--- Problem to work on ---
Below are the records. List every line holding the word "representation".

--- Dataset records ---
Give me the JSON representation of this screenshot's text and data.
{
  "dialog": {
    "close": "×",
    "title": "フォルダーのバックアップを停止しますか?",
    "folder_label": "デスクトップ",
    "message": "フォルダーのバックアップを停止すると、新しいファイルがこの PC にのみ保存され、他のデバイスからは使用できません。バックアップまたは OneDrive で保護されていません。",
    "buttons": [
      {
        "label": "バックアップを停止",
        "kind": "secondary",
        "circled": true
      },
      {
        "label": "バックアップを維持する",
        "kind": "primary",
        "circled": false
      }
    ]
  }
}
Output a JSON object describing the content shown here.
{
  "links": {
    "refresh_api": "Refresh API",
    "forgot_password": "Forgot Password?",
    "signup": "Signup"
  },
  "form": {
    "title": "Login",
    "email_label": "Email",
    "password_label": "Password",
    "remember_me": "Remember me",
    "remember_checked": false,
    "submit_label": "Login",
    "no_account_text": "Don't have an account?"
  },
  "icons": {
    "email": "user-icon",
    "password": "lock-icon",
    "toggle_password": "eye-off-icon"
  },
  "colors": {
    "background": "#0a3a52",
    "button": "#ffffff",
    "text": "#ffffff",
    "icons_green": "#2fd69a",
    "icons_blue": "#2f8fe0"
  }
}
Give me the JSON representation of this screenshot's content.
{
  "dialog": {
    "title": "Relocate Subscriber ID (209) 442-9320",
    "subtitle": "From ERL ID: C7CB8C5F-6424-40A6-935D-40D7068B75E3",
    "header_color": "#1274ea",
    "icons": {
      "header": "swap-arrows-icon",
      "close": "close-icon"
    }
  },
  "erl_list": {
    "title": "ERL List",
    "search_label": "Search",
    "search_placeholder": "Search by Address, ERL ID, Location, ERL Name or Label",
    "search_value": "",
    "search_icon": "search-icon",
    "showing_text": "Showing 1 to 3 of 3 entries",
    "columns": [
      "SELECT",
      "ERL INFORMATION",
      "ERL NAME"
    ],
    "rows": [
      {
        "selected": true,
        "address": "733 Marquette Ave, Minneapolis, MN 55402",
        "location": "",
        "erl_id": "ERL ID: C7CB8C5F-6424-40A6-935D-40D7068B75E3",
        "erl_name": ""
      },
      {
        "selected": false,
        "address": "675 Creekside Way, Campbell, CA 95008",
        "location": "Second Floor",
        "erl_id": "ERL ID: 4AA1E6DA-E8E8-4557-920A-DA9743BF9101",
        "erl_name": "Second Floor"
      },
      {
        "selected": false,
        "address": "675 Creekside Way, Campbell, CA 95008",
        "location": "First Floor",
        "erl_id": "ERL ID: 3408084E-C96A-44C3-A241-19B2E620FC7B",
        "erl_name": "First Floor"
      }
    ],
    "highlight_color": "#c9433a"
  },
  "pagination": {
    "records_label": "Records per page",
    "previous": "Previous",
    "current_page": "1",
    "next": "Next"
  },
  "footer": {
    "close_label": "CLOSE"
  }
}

--- Finished task ---
Give me the JSON representation of this screenshot's text and data.
Give me the JSON representation of this screenshot's content.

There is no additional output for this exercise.